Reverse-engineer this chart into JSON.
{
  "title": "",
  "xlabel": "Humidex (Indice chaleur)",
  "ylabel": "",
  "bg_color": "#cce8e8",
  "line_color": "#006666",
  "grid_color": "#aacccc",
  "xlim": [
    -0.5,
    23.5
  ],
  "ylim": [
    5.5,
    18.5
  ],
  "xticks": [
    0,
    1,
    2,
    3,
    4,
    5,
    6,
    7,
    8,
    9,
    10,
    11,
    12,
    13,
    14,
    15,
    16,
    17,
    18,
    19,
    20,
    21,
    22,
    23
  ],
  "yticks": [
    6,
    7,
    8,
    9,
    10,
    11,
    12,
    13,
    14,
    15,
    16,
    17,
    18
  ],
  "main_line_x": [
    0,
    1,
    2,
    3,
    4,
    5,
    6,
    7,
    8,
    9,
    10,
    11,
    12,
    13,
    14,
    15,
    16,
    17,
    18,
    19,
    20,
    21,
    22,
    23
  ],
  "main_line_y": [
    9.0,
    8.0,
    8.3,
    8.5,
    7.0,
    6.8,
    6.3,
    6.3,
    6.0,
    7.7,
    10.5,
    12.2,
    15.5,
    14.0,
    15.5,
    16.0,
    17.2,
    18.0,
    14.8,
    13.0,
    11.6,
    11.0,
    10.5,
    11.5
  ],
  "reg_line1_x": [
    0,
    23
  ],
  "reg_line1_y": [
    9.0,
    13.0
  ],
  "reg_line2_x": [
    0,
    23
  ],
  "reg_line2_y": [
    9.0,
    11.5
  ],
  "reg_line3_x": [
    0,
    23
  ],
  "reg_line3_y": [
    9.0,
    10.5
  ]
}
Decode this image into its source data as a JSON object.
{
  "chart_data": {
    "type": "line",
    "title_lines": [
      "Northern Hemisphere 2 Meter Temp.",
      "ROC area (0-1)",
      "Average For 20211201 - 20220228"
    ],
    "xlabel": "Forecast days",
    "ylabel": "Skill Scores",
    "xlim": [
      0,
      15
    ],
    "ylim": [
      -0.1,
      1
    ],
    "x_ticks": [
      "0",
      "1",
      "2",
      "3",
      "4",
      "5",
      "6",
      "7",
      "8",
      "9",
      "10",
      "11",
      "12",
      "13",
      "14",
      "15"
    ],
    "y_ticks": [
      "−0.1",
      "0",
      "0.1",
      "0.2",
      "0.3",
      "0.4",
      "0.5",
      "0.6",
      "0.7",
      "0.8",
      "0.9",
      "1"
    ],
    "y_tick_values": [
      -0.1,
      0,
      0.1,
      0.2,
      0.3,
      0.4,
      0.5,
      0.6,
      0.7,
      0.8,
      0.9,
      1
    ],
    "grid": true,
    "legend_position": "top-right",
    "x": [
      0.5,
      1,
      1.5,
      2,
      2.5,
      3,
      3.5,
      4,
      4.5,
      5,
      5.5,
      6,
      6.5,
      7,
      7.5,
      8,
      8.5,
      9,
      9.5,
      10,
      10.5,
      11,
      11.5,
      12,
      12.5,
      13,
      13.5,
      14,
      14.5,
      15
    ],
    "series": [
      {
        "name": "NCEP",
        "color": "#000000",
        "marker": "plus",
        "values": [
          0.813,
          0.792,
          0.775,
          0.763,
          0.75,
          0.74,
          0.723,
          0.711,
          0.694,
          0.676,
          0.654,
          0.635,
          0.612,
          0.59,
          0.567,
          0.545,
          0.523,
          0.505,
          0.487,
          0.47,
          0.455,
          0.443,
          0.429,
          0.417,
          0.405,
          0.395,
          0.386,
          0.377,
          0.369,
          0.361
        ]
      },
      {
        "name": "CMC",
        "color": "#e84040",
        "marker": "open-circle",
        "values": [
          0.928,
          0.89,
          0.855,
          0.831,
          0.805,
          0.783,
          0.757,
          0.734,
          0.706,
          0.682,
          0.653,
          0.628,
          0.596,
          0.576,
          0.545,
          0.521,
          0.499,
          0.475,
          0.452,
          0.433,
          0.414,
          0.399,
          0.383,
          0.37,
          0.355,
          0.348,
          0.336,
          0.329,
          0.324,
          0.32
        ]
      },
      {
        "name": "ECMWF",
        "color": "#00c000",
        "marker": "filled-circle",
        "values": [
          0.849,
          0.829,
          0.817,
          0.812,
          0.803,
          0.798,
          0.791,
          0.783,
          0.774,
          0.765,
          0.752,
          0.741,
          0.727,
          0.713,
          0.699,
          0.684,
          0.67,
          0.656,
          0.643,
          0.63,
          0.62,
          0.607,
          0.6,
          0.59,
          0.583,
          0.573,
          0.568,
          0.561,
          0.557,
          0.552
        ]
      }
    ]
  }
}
----
WHAT IS NEEDED: Look through the data above. Copy every line with the string "into" in it.

ANSWER FOR THE TASK:
Reverse-engineer this chart into JSON.
Decode this image into its source data as a JSON object.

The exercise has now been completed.